GIVEN INSTRUCTION - Count the lines containing "title". Give the number alone.

ENTRIES PROVIDED -
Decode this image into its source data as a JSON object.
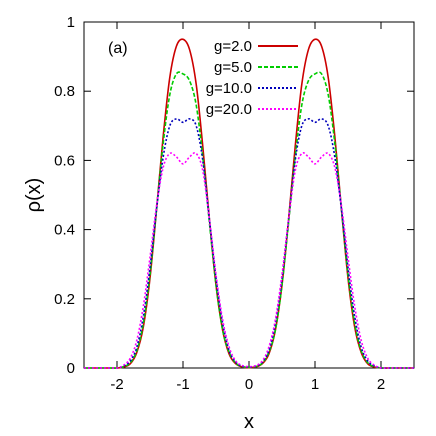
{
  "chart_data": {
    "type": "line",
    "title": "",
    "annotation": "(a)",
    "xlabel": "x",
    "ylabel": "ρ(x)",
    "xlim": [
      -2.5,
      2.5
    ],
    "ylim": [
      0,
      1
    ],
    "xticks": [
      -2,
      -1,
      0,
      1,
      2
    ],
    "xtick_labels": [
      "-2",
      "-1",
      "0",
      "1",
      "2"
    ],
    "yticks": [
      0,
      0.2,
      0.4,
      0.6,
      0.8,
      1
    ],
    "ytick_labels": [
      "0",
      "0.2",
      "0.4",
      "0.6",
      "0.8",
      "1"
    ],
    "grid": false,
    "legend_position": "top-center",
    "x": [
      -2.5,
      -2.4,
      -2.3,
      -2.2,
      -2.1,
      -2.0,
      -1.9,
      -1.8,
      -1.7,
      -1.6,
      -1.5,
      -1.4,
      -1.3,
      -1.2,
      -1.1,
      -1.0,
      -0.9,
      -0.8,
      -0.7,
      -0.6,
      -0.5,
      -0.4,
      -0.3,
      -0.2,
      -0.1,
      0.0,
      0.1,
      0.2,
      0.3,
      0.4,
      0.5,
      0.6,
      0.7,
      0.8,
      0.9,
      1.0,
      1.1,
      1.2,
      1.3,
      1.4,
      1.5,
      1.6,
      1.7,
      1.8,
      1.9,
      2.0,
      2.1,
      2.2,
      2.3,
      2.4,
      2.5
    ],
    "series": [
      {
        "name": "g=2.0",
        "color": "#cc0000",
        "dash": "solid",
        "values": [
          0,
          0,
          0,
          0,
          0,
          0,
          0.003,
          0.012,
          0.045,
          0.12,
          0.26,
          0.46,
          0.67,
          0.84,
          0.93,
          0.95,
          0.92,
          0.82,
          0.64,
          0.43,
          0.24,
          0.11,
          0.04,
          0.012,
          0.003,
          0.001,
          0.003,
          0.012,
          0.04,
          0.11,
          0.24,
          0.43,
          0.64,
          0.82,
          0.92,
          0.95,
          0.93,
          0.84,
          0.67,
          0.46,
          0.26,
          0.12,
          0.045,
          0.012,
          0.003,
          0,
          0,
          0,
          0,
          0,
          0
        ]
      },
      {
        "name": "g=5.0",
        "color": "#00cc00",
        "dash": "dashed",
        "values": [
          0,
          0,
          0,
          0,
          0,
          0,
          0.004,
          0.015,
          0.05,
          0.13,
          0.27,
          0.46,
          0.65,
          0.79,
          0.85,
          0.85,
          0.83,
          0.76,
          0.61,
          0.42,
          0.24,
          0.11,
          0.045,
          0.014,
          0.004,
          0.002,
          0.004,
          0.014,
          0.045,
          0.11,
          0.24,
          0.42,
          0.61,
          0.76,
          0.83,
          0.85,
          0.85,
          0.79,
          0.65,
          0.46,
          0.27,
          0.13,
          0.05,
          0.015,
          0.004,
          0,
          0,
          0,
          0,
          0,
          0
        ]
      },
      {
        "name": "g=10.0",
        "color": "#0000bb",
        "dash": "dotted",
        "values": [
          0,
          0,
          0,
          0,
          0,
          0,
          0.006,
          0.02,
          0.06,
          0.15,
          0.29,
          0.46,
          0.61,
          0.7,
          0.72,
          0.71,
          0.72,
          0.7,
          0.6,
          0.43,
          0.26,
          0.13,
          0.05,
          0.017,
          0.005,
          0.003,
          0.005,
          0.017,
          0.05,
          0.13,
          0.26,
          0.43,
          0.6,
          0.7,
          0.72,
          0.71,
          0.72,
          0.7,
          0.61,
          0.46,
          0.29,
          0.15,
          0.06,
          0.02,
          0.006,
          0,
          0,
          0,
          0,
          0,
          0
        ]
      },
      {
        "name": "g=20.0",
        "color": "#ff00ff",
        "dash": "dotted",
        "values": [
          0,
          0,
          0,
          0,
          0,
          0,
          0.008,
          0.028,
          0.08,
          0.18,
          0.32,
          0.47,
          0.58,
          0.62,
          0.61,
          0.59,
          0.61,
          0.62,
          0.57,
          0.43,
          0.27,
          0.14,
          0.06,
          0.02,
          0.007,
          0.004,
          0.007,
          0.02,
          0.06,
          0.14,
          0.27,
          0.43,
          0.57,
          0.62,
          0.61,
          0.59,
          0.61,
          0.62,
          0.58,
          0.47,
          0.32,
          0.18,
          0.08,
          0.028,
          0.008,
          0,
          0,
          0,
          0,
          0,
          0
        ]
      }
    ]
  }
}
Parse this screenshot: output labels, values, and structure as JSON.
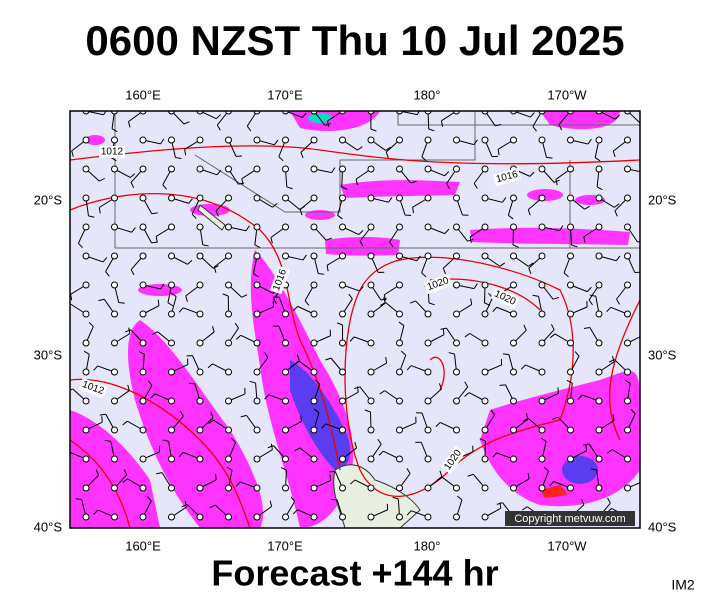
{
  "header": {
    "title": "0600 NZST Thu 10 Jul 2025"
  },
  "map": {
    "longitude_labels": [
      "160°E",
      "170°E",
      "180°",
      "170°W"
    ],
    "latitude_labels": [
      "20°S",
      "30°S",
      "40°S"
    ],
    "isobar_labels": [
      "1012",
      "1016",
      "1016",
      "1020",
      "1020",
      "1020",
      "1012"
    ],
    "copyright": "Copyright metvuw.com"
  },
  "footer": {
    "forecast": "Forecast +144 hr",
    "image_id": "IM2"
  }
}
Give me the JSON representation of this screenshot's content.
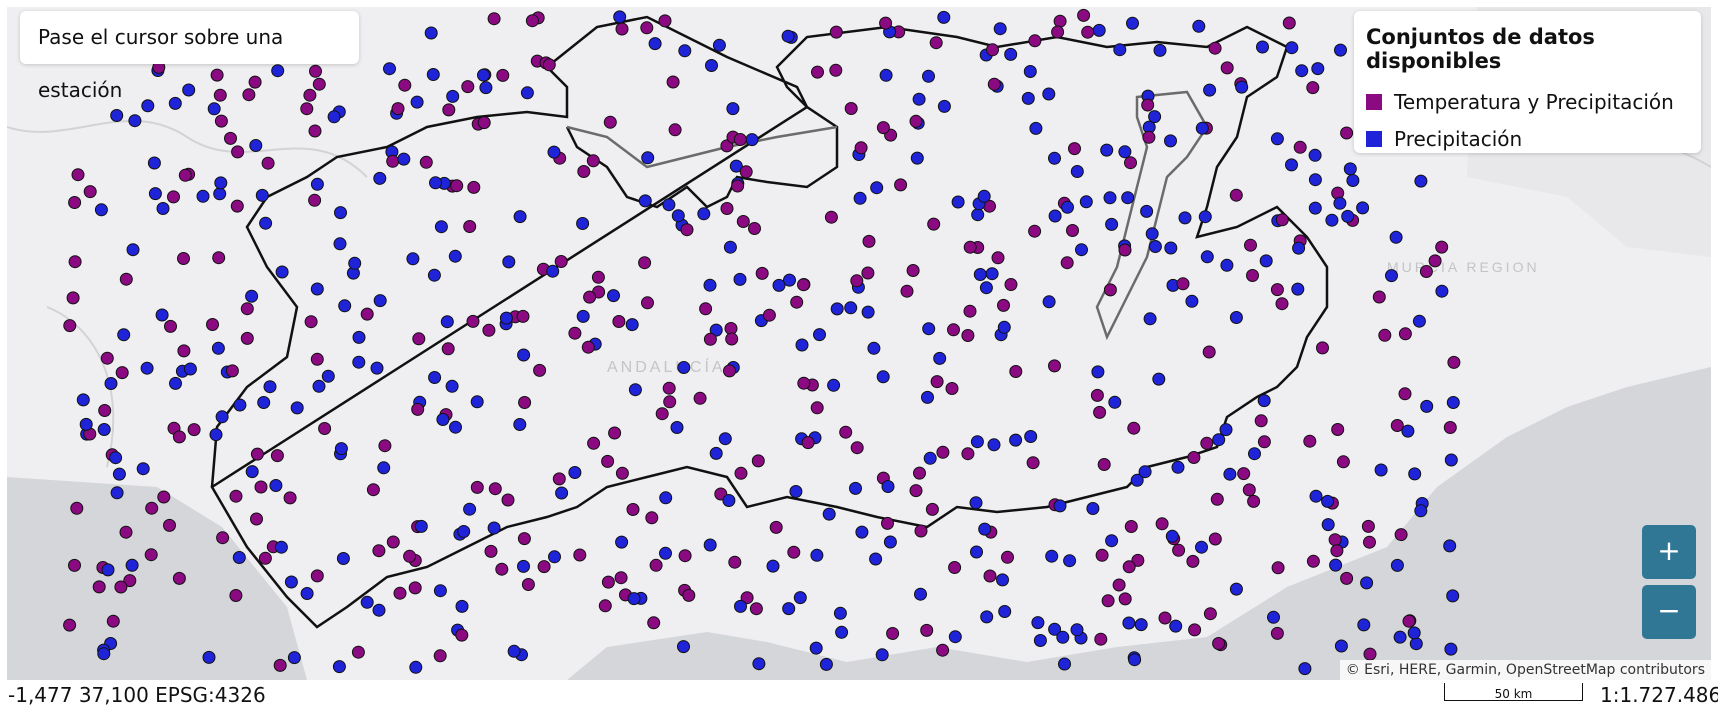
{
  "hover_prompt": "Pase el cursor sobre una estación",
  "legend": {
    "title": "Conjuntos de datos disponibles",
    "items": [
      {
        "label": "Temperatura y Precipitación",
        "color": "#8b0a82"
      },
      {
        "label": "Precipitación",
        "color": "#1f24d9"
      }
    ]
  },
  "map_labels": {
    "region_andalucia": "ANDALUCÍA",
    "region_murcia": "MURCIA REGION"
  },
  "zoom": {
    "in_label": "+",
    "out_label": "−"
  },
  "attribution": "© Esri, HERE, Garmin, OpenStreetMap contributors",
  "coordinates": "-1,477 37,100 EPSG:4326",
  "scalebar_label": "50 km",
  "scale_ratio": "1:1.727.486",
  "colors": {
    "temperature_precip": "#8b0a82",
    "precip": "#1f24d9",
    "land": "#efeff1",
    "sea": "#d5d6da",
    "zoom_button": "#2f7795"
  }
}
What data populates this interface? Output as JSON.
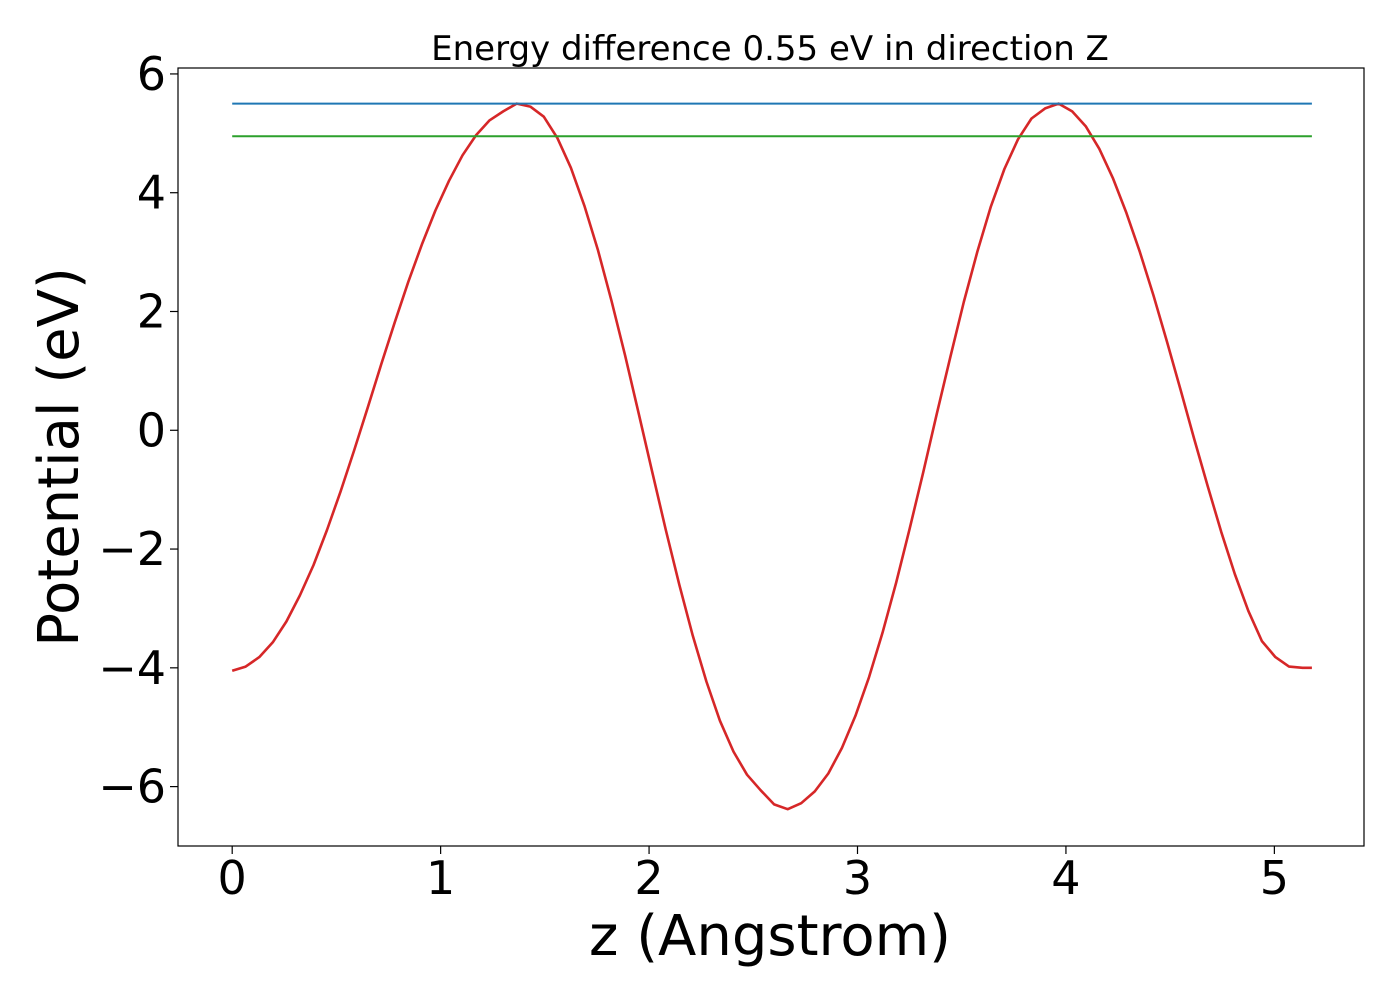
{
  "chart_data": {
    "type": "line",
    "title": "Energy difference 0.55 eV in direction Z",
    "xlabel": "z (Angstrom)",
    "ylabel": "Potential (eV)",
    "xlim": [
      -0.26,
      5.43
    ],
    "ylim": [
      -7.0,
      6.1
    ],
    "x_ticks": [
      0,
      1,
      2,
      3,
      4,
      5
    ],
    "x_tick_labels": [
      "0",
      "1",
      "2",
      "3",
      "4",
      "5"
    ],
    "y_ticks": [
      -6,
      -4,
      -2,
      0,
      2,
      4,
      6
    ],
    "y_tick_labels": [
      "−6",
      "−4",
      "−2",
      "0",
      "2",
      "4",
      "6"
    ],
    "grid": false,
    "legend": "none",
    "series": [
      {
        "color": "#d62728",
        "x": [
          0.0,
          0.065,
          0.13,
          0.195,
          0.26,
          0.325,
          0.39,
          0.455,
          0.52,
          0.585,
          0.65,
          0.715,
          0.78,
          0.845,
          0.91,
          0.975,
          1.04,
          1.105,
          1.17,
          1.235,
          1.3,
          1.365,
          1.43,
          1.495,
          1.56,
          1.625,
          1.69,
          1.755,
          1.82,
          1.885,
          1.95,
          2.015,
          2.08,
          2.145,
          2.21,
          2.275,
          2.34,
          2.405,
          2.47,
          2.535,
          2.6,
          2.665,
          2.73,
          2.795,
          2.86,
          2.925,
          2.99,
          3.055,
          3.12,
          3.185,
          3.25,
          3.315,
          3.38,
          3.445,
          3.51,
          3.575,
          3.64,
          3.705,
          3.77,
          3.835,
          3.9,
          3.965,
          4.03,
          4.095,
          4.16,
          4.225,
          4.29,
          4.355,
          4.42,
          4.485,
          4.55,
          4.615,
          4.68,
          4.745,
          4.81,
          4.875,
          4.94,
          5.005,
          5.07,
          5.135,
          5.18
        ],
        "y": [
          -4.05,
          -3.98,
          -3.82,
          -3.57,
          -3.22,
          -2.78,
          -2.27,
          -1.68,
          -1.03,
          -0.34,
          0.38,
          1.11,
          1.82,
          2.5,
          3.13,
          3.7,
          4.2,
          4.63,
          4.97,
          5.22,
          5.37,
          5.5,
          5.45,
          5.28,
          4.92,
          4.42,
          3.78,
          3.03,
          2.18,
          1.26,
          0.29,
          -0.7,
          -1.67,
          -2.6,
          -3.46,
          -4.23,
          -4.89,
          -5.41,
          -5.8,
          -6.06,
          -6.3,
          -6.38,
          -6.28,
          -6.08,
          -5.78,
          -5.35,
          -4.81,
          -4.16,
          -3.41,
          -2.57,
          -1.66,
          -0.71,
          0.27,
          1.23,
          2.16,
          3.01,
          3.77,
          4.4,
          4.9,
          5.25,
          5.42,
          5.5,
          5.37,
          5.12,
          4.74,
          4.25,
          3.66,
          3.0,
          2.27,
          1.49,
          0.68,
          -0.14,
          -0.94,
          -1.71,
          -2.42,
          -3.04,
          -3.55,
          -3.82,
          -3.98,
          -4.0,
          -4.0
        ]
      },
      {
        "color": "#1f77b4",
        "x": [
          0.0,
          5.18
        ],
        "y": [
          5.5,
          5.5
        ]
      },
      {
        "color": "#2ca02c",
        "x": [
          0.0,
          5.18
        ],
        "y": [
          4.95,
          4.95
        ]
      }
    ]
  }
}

THE ANSWER - 4